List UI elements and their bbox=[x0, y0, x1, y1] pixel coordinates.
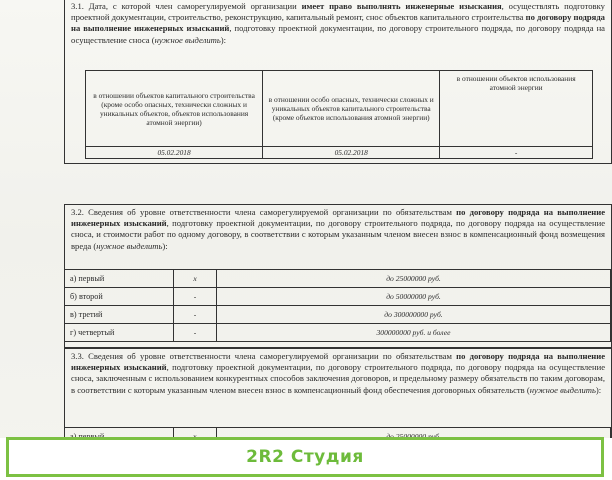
section-3-2 bbox=[64, 204, 612, 348]
table-row bbox=[65, 306, 611, 324]
table-row bbox=[65, 324, 611, 342]
level-mark: - bbox=[174, 324, 217, 342]
level-label: г) четвертый bbox=[65, 324, 174, 342]
table-row bbox=[65, 288, 611, 306]
level-label: а) первый bbox=[65, 270, 174, 288]
date-col-1-header: в отношении объектов капитального строительства (кроме особо опасных, технически сложных и уникальных объектов, объектов использования атомной энергии) bbox=[86, 71, 263, 147]
level-value: до 50000000 руб. bbox=[217, 288, 611, 306]
section-3-3-text: 3.3. Сведения об уровне ответственности члена саморегулируемой организации по обязательствам по договору подряда на выполнение инженерных изысканий, подготовку проектной документации, по договору строительного подряда, по договору подряда на осуществление сноса, заключенным с использованием конкурентных способов заключения договоров, и предельному размеру обязательств по таким договорам, в соответствии с которым указанным членом внесен взнос в компенсационный фонд обеспечения договорных обязательств (нужное выделить): bbox=[71, 351, 606, 395]
date-col-2-header: в отношении особо опасных, технически сложных и уникальных объектов капитального строительства (кроме объектов использования атомной энергии) bbox=[263, 71, 440, 147]
section-3-1-text: 3.1. Дата, с которой член саморегулируемой организации имеет право выполнять инженерные изыскания, осуществлять подготовку проектной документации, строительство, реконструкцию, капитальный ремонт, снос объектов капитального строительства по договору подряда на выполнение инженерных изысканий, подготовку проектной документации, по договору строительного подряда, по договору подряда на осуществление сноса (нужное выделить): bbox=[71, 1, 605, 45]
liability-table bbox=[65, 269, 611, 342]
section-3-2-text: 3.2. Сведения об уровне ответственности члена саморегулируемой организации по обязательствам по договору подряда на выполнение инженерных изысканий, подготовку проектной документации, по договору строительного подряда, по договору подряда на осуществление сноса, и стоимости работ по одному договору, в соответствии с которым указанным членом внесен взнос в компенсационный фонд возмещения вреда (нужное выделить): bbox=[71, 207, 606, 251]
level-mark: - bbox=[174, 306, 217, 324]
level-value: до 300000000 руб. bbox=[217, 306, 611, 324]
level-value: до 25000000 руб. bbox=[217, 270, 611, 288]
level-label: б) второй bbox=[65, 288, 174, 306]
level-mark: x bbox=[174, 270, 217, 288]
section-3-1 bbox=[64, 0, 612, 164]
date-col-3-header: в отношении объектов использования атомной энергии bbox=[440, 71, 593, 147]
table-row bbox=[65, 270, 611, 288]
level-label: в) третий bbox=[65, 306, 174, 324]
date-table bbox=[85, 70, 593, 159]
level-mark: - bbox=[174, 288, 217, 306]
watermark-text: 2R2 Студия bbox=[246, 447, 364, 467]
watermark-banner bbox=[6, 437, 604, 477]
date-value-3: - bbox=[440, 147, 593, 159]
date-value-2: 05.02.2018 bbox=[263, 147, 440, 159]
level-value: 300000000 руб. и более bbox=[217, 324, 611, 342]
date-value-1: 05.02.2018 bbox=[86, 147, 263, 159]
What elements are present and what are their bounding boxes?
-=-=-=-=-
= Problem requirements =
Please repeat all of the data above, changing every "level-mark" to "level-flag" and keeping everything else the same. Leave the pictures out of your answer.

= Output of the task =
List UI elements and their bbox=[x0, y0, x1, y1] pixel coordinates.
section-3-2 bbox=[64, 204, 612, 348]
table-row bbox=[65, 306, 611, 324]
table-row bbox=[65, 324, 611, 342]
level-flag: - bbox=[174, 324, 217, 342]
level-label: г) четвертый bbox=[65, 324, 174, 342]
table-row bbox=[65, 288, 611, 306]
level-label: а) первый bbox=[65, 270, 174, 288]
date-col-1-header: в отношении объектов капитального строительства (кроме особо опасных, технически сложных и уникальных объектов, объектов использования атомной энергии) bbox=[86, 71, 263, 147]
level-value: до 50000000 руб. bbox=[217, 288, 611, 306]
section-3-3-text: 3.3. Сведения об уровне ответственности члена саморегулируемой организации по обязательствам по договору подряда на выполнение инженерных изысканий, подготовку проектной документации, по договору строительного подряда, по договору подряда на осуществление сноса, заключенным с использованием конкурентных способов заключения договоров, и предельному размеру обязательств по таким договорам, в соответствии с которым указанным членом внесен взнос в компенсационный фонд обеспечения договорных обязательств (нужное выделить): bbox=[71, 351, 606, 395]
date-col-2-header: в отношении особо опасных, технически сложных и уникальных объектов капитального строительства (кроме объектов использования атомной энергии) bbox=[263, 71, 440, 147]
section-3-1-text: 3.1. Дата, с которой член саморегулируемой организации имеет право выполнять инженерные изыскания, осуществлять подготовку проектной документации, строительство, реконструкцию, капитальный ремонт, снос объектов капитального строительства по договору подряда на выполнение инженерных изысканий, подготовку проектной документации, по договору строительного подряда, по договору подряда на осуществление сноса (нужное выделить): bbox=[71, 1, 605, 45]
liability-table bbox=[65, 269, 611, 342]
section-3-2-text: 3.2. Сведения об уровне ответственности члена саморегулируемой организации по обязательствам по договору подряда на выполнение инженерных изысканий, подготовку проектной документации, по договору строительного подряда, по договору подряда на осуществление сноса, и стоимости работ по одному договору, в соответствии с которым указанным членом внесен взнос в компенсационный фонд возмещения вреда (нужное выделить): bbox=[71, 207, 606, 251]
level-flag: - bbox=[174, 306, 217, 324]
level-value: до 300000000 руб. bbox=[217, 306, 611, 324]
level-value: до 25000000 руб. bbox=[217, 270, 611, 288]
level-label: б) второй bbox=[65, 288, 174, 306]
level-flag: x bbox=[174, 270, 217, 288]
section-3-1 bbox=[64, 0, 612, 164]
date-col-3-header: в отношении объектов использования атомной энергии bbox=[440, 71, 593, 147]
table-row bbox=[65, 270, 611, 288]
level-label: в) третий bbox=[65, 306, 174, 324]
date-table bbox=[85, 70, 593, 159]
level-flag: - bbox=[174, 288, 217, 306]
watermark-text: 2R2 Студия bbox=[246, 447, 364, 467]
watermark-banner bbox=[6, 437, 604, 477]
date-value-3: - bbox=[440, 147, 593, 159]
date-value-2: 05.02.2018 bbox=[263, 147, 440, 159]
level-value: 300000000 руб. и более bbox=[217, 324, 611, 342]
date-value-1: 05.02.2018 bbox=[86, 147, 263, 159]
What elements are present and what are their bounding boxes?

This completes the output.